- [Records to use]:
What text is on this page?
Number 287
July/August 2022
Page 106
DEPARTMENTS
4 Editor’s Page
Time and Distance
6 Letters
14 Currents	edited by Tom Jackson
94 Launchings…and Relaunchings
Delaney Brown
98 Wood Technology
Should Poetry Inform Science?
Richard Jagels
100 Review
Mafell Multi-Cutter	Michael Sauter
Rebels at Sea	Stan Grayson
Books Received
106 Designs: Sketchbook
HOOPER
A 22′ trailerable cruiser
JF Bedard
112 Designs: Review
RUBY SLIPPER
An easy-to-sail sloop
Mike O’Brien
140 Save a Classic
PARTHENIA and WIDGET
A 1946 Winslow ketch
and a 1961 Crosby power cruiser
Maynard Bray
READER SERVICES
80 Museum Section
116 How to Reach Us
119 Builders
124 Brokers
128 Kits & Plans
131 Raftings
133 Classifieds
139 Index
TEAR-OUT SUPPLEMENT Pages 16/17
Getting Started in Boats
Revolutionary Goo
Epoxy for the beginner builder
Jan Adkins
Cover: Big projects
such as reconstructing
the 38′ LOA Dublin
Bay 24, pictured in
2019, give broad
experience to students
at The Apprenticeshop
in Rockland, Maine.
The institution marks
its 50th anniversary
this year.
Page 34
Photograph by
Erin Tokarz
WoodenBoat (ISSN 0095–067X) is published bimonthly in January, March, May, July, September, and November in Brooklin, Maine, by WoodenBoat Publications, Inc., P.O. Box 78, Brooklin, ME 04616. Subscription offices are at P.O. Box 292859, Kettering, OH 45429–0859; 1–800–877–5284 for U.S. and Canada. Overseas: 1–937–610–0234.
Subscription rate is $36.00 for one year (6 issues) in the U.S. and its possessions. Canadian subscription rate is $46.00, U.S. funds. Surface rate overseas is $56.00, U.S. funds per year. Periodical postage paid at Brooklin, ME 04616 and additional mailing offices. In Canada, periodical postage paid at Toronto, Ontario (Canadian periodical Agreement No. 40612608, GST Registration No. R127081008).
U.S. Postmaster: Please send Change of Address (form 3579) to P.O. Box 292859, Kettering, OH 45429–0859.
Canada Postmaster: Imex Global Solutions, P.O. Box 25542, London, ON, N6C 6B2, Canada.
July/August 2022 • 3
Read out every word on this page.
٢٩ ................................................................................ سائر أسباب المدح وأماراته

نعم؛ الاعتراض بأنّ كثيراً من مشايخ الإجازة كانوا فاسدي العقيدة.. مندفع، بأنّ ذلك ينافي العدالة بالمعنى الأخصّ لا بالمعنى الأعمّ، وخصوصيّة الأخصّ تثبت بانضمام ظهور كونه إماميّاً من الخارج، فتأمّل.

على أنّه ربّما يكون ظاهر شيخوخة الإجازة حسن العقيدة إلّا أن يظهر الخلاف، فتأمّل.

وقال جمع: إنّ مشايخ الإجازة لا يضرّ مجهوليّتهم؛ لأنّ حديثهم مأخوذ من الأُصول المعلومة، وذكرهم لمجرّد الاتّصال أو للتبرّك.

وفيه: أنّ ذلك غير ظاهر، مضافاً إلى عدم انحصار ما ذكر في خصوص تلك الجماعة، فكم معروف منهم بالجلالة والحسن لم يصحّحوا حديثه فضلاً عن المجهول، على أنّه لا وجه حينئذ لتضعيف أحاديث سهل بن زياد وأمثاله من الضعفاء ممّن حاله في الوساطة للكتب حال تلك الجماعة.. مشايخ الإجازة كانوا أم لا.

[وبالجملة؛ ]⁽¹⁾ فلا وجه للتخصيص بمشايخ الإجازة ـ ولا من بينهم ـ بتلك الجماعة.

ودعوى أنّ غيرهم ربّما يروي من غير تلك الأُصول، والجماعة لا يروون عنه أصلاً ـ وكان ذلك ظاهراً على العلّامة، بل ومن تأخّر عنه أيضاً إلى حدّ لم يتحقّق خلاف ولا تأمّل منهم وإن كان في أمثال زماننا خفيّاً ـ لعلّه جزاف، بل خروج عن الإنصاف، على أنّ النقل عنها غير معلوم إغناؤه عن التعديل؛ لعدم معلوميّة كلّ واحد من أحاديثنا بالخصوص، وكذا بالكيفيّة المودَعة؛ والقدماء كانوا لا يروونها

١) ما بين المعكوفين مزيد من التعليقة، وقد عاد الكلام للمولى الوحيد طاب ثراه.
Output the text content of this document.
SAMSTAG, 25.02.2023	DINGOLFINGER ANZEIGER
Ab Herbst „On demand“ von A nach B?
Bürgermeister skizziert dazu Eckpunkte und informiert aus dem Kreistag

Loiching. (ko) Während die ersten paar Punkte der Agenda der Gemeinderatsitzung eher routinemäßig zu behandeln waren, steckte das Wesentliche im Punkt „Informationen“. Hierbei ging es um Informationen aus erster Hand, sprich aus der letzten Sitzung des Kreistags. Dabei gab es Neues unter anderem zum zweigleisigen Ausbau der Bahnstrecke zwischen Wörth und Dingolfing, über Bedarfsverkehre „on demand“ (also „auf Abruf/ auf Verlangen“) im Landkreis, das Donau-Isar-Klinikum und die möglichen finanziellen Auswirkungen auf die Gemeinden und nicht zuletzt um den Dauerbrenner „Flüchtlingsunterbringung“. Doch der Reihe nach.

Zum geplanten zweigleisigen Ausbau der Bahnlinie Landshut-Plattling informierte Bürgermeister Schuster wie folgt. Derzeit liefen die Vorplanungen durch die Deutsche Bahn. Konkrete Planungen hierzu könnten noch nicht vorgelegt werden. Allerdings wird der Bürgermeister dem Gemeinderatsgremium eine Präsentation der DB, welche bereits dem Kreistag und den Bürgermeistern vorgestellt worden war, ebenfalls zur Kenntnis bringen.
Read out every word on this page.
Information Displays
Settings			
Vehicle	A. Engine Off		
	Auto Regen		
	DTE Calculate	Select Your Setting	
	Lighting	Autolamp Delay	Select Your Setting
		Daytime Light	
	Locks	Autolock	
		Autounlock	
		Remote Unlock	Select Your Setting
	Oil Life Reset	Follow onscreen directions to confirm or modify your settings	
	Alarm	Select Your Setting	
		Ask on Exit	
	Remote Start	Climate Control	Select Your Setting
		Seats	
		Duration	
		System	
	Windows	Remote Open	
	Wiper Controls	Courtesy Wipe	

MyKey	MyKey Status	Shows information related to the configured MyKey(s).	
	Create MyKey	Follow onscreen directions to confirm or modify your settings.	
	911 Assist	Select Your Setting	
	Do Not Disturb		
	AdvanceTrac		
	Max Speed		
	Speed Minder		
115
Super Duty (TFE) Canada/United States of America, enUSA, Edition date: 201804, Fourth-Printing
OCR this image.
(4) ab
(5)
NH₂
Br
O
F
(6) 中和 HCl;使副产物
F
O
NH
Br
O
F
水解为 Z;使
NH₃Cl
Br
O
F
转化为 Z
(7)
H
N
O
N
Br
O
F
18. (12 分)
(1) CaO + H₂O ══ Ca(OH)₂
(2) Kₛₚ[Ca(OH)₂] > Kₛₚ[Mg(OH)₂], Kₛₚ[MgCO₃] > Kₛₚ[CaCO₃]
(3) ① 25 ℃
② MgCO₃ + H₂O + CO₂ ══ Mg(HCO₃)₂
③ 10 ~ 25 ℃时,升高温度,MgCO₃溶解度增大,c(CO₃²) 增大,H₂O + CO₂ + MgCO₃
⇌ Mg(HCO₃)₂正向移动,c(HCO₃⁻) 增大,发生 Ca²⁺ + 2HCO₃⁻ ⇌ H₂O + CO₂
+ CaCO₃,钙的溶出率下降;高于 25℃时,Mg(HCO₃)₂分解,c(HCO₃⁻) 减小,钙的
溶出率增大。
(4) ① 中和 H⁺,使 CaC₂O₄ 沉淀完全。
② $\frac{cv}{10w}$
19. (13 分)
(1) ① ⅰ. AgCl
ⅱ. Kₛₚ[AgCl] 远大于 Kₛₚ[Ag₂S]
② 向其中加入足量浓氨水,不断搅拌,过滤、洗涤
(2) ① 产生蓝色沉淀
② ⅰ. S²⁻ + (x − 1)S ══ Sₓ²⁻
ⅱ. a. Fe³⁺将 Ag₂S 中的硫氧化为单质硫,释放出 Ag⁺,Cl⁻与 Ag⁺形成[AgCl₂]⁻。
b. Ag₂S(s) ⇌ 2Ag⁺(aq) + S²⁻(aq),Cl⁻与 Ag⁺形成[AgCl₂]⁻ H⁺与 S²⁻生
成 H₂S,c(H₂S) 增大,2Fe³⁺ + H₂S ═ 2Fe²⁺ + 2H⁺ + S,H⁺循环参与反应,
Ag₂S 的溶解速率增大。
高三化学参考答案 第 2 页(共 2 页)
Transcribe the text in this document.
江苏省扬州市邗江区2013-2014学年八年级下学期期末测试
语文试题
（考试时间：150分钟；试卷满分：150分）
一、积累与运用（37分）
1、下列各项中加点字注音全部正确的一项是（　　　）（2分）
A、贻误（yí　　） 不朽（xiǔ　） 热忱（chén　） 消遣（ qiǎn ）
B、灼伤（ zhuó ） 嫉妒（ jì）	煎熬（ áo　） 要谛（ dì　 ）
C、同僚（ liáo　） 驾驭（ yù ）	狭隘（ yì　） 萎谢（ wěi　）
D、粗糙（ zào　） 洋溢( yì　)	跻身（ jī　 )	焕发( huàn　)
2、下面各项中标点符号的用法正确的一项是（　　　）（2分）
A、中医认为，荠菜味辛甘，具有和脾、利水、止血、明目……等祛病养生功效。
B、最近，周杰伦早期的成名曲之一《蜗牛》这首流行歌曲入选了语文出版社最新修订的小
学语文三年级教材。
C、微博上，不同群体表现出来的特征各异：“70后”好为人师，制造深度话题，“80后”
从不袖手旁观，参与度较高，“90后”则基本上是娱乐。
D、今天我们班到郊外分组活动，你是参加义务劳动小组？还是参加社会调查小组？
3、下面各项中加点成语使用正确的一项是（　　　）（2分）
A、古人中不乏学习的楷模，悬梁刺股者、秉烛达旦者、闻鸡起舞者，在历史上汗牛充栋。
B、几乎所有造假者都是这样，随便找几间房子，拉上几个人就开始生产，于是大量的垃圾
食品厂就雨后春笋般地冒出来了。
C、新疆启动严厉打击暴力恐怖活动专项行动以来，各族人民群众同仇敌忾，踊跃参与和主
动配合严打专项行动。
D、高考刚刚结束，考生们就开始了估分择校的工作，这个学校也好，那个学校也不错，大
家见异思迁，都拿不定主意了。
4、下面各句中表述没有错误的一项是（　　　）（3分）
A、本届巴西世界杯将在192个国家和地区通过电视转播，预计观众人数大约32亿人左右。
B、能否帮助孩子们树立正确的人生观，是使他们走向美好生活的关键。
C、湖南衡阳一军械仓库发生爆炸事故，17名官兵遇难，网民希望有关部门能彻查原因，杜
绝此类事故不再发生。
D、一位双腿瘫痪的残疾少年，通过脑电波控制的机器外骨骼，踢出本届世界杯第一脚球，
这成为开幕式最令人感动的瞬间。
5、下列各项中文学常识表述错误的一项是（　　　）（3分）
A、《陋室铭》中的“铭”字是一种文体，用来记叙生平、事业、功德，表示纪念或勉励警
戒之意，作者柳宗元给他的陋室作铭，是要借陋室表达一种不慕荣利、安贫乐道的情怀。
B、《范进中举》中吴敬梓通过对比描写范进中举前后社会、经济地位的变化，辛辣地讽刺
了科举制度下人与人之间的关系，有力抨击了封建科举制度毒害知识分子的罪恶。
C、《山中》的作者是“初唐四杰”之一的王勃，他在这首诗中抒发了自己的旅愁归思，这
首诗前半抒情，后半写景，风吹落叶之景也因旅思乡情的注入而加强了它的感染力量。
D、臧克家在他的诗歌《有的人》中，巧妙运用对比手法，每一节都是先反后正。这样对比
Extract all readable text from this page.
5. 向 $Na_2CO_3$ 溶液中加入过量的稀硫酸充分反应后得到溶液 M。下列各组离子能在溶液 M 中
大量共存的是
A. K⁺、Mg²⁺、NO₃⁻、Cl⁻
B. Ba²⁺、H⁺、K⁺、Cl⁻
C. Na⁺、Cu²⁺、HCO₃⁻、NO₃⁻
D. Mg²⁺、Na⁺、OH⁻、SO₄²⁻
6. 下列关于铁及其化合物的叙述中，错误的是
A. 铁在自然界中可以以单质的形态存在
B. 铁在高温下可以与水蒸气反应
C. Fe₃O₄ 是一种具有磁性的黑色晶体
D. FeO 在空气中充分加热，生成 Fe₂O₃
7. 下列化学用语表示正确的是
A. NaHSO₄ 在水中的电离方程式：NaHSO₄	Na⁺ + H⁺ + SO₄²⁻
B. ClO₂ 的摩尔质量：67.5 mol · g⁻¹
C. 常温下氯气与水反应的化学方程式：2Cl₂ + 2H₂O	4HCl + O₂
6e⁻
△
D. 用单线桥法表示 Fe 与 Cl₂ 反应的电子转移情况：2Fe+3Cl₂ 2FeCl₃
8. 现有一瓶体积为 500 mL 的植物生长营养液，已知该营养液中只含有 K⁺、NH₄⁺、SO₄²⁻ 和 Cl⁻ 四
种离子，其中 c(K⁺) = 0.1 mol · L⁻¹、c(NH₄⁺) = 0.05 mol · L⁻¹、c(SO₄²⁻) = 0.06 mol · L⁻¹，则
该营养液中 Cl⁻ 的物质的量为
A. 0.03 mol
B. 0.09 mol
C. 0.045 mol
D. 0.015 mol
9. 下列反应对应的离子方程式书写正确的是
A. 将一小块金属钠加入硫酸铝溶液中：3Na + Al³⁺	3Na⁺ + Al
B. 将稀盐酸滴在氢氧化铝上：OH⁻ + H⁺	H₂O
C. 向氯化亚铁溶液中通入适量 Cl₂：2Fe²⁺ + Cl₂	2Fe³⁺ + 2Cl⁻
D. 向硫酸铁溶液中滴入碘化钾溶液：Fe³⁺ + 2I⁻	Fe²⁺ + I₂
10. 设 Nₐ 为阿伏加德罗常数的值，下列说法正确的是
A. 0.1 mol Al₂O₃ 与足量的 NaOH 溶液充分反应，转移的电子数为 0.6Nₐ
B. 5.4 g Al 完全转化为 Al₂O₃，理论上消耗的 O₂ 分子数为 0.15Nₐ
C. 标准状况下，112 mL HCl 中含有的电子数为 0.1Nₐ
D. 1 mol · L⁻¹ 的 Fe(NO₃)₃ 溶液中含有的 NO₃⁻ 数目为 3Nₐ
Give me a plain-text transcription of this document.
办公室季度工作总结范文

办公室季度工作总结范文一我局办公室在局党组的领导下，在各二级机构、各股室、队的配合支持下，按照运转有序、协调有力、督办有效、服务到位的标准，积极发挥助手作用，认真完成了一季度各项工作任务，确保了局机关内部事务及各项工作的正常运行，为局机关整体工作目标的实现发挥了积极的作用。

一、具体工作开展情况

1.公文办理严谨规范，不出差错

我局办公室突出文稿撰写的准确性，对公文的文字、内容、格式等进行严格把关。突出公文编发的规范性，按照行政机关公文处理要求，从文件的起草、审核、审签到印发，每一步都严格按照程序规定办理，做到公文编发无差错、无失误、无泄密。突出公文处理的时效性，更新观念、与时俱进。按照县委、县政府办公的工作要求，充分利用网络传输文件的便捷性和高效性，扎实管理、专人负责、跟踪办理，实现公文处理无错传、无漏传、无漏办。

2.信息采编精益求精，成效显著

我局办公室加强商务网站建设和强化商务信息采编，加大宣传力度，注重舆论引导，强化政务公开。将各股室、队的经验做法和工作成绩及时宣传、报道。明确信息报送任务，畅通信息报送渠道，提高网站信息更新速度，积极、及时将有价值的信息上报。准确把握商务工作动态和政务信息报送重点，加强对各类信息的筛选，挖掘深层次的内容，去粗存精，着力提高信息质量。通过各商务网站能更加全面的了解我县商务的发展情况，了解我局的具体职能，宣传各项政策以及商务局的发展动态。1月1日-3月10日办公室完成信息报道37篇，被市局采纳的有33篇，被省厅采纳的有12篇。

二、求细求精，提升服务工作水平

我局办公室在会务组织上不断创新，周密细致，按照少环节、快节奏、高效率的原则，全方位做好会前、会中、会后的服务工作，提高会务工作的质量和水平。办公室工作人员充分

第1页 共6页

- [Exercise brief]:
Only a number is wanted here: how many lines in the data above include the string "MgCO₃"?

- [Correct response]:
3